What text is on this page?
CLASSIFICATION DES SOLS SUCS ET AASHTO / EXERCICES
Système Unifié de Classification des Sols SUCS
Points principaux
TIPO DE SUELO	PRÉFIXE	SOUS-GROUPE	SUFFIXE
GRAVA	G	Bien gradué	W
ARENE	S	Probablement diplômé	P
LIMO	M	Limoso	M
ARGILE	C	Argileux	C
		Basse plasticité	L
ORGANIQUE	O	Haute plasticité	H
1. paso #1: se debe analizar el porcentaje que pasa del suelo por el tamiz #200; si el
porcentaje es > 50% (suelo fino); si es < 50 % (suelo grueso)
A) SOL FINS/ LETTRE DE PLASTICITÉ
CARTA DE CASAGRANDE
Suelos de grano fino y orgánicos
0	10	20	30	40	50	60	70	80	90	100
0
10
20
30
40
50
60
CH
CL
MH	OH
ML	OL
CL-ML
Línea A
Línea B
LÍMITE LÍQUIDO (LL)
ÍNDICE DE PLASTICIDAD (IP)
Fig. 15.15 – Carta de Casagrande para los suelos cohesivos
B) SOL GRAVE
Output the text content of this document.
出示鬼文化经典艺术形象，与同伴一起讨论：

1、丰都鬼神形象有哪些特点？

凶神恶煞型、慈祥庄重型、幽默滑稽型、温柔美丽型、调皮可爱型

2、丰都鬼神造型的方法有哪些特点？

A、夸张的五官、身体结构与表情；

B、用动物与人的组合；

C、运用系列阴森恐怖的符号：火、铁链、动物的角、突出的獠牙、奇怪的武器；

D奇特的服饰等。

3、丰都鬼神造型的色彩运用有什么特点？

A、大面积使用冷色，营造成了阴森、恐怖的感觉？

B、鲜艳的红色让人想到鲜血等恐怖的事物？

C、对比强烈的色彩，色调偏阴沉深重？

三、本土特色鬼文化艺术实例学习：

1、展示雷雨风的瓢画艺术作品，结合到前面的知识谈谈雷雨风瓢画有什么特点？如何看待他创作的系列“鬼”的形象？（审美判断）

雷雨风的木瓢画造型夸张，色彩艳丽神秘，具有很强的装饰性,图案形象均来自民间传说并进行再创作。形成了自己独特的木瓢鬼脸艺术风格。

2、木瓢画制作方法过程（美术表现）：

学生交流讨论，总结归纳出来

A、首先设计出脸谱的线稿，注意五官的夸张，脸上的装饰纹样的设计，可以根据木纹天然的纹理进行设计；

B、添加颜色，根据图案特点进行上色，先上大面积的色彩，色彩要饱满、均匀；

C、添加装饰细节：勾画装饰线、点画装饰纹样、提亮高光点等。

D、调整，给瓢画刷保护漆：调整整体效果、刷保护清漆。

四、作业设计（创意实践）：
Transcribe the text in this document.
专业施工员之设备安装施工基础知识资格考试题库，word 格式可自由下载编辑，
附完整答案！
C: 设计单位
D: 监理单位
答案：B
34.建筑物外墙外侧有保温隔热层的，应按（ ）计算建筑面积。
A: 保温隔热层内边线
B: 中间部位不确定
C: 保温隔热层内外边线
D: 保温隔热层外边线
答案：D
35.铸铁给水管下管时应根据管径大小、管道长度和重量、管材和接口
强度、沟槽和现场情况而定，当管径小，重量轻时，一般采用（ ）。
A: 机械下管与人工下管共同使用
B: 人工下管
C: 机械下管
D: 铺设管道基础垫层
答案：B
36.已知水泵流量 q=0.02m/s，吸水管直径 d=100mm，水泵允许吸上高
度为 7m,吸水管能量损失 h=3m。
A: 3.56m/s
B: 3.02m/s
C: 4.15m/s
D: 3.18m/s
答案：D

--------------------------------

▸ **WHAT YOU ARE ASKED TO DO**: Report how many lines in the records hold the word "fino", giving the number and nothing else.

▸ **ANSWER TO THE TASK**: 2